| DIRECTION |
In your copy, repeat the records exactly and leave out the pictures.

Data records
+---+

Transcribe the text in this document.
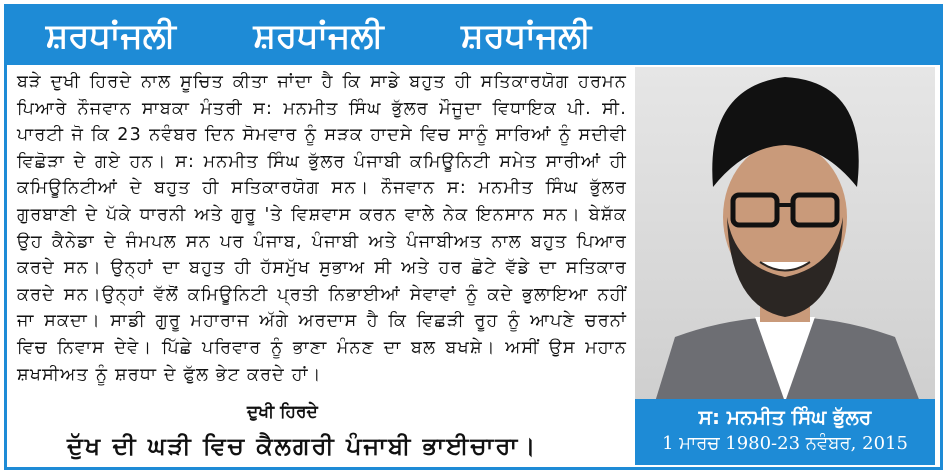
ਸ਼ਰਧਾਂਜਲੀ ਸ਼ਰਧਾਂਜਲੀ ਸ਼ਰਧਾਂਜਲੀ

ਬੜੇ ਦੁਖੀ ਹਿਰਦੇ ਨਾਲ ਸੂਚਿਤ ਕੀਤਾ ਜਾਂਦਾ ਹੈ ਕਿ ਸਾਡੇ ਬਹੁਤ ਹੀ ਸਤਿਕਾਰਯੋਗ ਹਰਮਨ ਪਿਆਰੇ ਨੌਜਵਾਨ ਸਾਬਕਾ ਮੰਤਰੀ ਸ: ਮਨਮੀਤ ਸਿੰਘ ਭੁੱਲਰ ਮੌਜੂਦਾ ਵਿਧਾਇਕ ਪੀ. ਸੀ. ਪਾਰਟੀ ਜੋ ਕਿ 23 ਨਵੰਬਰ ਦਿਨ ਸੋਮਵਾਰ ਨੂੰ ਸੜਕ ਹਾਦਸੇ ਵਿਚ ਸਾਨੂੰ ਸਾਰਿਆਂ ਨੂੰ ਸਦੀਵੀ ਵਿਛੋੜਾ ਦੇ ਗਏ ਹਨ। ਸ: ਮਨਮੀਤ ਸਿੰਘ ਭੁੱਲਰ ਪੰਜਾਬੀ ਕਮਿਊਨਿਟੀ ਸਮੇਤ ਸਾਰੀਆਂ ਹੀ ਕਮਿਊਨਿਟੀਆਂ ਦੇ ਬਹੁਤ ਹੀ ਸਤਿਕਾਰਯੋਗ ਸਨ। ਨੌਜਵਾਨ ਸ: ਮਨਮੀਤ ਸਿੰਘ ਭੁੱਲਰ ਗੁਰਬਾਣੀ ਦੇ ਪੱਕੇ ਧਾਰਨੀ ਅਤੇ ਗੁਰੂ 'ਤੇ ਵਿਸ਼ਵਾਸ ਕਰਨ ਵਾਲੇ ਨੇਕ ਇਨਸਾਨ ਸਨ। ਬੇਸ਼ੱਕ ਉਹ ਕੈਨੇਡਾ ਦੇ ਜੰਮਪਲ ਸਨ ਪਰ ਪੰਜਾਬ, ਪੰਜਾਬੀ ਅਤੇ ਪੰਜਾਬੀਅਤ ਨਾਲ ਬਹੁਤ ਪਿਆਰ ਕਰਦੇ ਸਨ। ਉਨ੍ਹਾਂ ਦਾ ਬਹੁਤ ਹੀ ਹੱਸਮੁੱਖ ਸੁਭਾਅ ਸੀ ਅਤੇ ਹਰ ਛੋਟੇ ਵੱਡੇ ਦਾ ਸਤਿਕਾਰ ਕਰਦੇ ਸਨ।ਉਨ੍ਹਾਂ ਵੱਲੋਂ ਕਮਿਊਨਿਟੀ ਪ੍ਰਤੀ ਨਿਭਾਈਆਂ ਸੇਵਾਵਾਂ ਨੂੰ ਕਦੇ ਭੁਲਾਇਆ ਨਹੀਂ ਜਾ ਸਕਦਾ। ਸਾਡੀ ਗੁਰੂ ਮਹਾਰਾਜ ਅੱਗੇ ਅਰਦਾਸ ਹੈ ਕਿ ਵਿਛੜੀ ਰੂਹ ਨੂੰ ਆਪਣੇ ਚਰਨਾਂ ਵਿਚ ਨਿਵਾਸ ਦੇਵੇ। ਪਿੱਛੇ ਪਰਿਵਾਰ ਨੂੰ ਭਾਣਾ ਮੰਨਣ ਦਾ ਬਲ ਬਖਸ਼ੇ। ਅਸੀਂ ਉਸ ਮਹਾਨ ਸ਼ਖਸੀਅਤ ਨੂੰ ਸ਼ਰਧਾ ਦੇ ਫੁੱਲ ਭੇਟ ਕਰਦੇ ਹਾਂ।

ਦੁਖੀ ਹਿਰਦੇ
ਦੁੱਖ ਦੀ ਘੜੀ ਵਿਚ ਕੈਲਗਰੀ ਪੰਜਾਬੀ ਭਾਈਚਾਰਾ।
ਸ: ਮਨਮੀਤ ਸਿੰਘ ਭੁੱਲਰ
1 ਮਾਰਚ 1980-23 ਨਵੰਬਰ, 2015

+---+

| WORKED SOLUTION |
Transcribe the text in this document.
ਸ਼ਰਧਾਂਜਲੀ ਸ਼ਰਧਾਂਜਲੀ ਸ਼ਰਧਾਂਜਲੀ

ਬੜੇ ਦੁਖੀ ਹਿਰਦੇ ਨਾਲ ਸੂਚਿਤ ਕੀਤਾ ਜਾਂਦਾ ਹੈ ਕਿ ਸਾਡੇ ਬਹੁਤ ਹੀ ਸਤਿਕਾਰਯੋਗ ਹਰਮਨ ਪਿਆਰੇ ਨੌਜਵਾਨ ਸਾਬਕਾ ਮੰਤਰੀ ਸ: ਮਨਮੀਤ ਸਿੰਘ ਭੁੱਲਰ ਮੌਜੂਦਾ ਵਿਧਾਇਕ ਪੀ. ਸੀ. ਪਾਰਟੀ ਜੋ ਕਿ 23 ਨਵੰਬਰ ਦਿਨ ਸੋਮਵਾਰ ਨੂੰ ਸੜਕ ਹਾਦਸੇ ਵਿਚ ਸਾਨੂੰ ਸਾਰਿਆਂ ਨੂੰ ਸਦੀਵੀ ਵਿਛੋੜਾ ਦੇ ਗਏ ਹਨ। ਸ: ਮਨਮੀਤ ਸਿੰਘ ਭੁੱਲਰ ਪੰਜਾਬੀ ਕਮਿਊਨਿਟੀ ਸਮੇਤ ਸਾਰੀਆਂ ਹੀ ਕਮਿਊਨਿਟੀਆਂ ਦੇ ਬਹੁਤ ਹੀ ਸਤਿਕਾਰਯੋਗ ਸਨ। ਨੌਜਵਾਨ ਸ: ਮਨਮੀਤ ਸਿੰਘ ਭੁੱਲਰ ਗੁਰਬਾਣੀ ਦੇ ਪੱਕੇ ਧਾਰਨੀ ਅਤੇ ਗੁਰੂ 'ਤੇ ਵਿਸ਼ਵਾਸ ਕਰਨ ਵਾਲੇ ਨੇਕ ਇਨਸਾਨ ਸਨ। ਬੇਸ਼ੱਕ ਉਹ ਕੈਨੇਡਾ ਦੇ ਜੰਮਪਲ ਸਨ ਪਰ ਪੰਜਾਬ, ਪੰਜਾਬੀ ਅਤੇ ਪੰਜਾਬੀਅਤ ਨਾਲ ਬਹੁਤ ਪਿਆਰ ਕਰਦੇ ਸਨ। ਉਨ੍ਹਾਂ ਦਾ ਬਹੁਤ ਹੀ ਹੱਸਮੁੱਖ ਸੁਭਾਅ ਸੀ ਅਤੇ ਹਰ ਛੋਟੇ ਵੱਡੇ ਦਾ ਸਤਿਕਾਰ ਕਰਦੇ ਸਨ।ਉਨ੍ਹਾਂ ਵੱਲੋਂ ਕਮਿਊਨਿਟੀ ਪ੍ਰਤੀ ਨਿਭਾਈਆਂ ਸੇਵਾਵਾਂ ਨੂੰ ਕਦੇ ਭੁਲਾਇਆ ਨਹੀਂ ਜਾ ਸਕਦਾ। ਸਾਡੀ ਗੁਰੂ ਮਹਾਰਾਜ ਅੱਗੇ ਅਰਦਾਸ ਹੈ ਕਿ ਵਿਛੜੀ ਰੂਹ ਨੂੰ ਆਪਣੇ ਚਰਨਾਂ ਵਿਚ ਨਿਵਾਸ ਦੇਵੇ। ਪਿੱਛੇ ਪਰਿਵਾਰ ਨੂੰ ਭਾਣਾ ਮੰਨਣ ਦਾ ਬਲ ਬਖਸ਼ੇ। ਅਸੀਂ ਉਸ ਮਹਾਨ ਸ਼ਖਸੀਅਤ ਨੂੰ ਸ਼ਰਧਾ ਦੇ ਫੁੱਲ ਭੇਟ ਕਰਦੇ ਹਾਂ।

ਦੁਖੀ ਹਿਰਦੇ
ਦੁੱਖ ਦੀ ਘੜੀ ਵਿਚ ਕੈਲਗਰੀ ਪੰਜਾਬੀ ਭਾਈਚਾਰਾ।
ਸ: ਮਨਮੀਤ ਸਿੰਘ ਭੁੱਲਰ
1 ਮਾਰਚ 1980-23 ਨਵੰਬਰ, 2015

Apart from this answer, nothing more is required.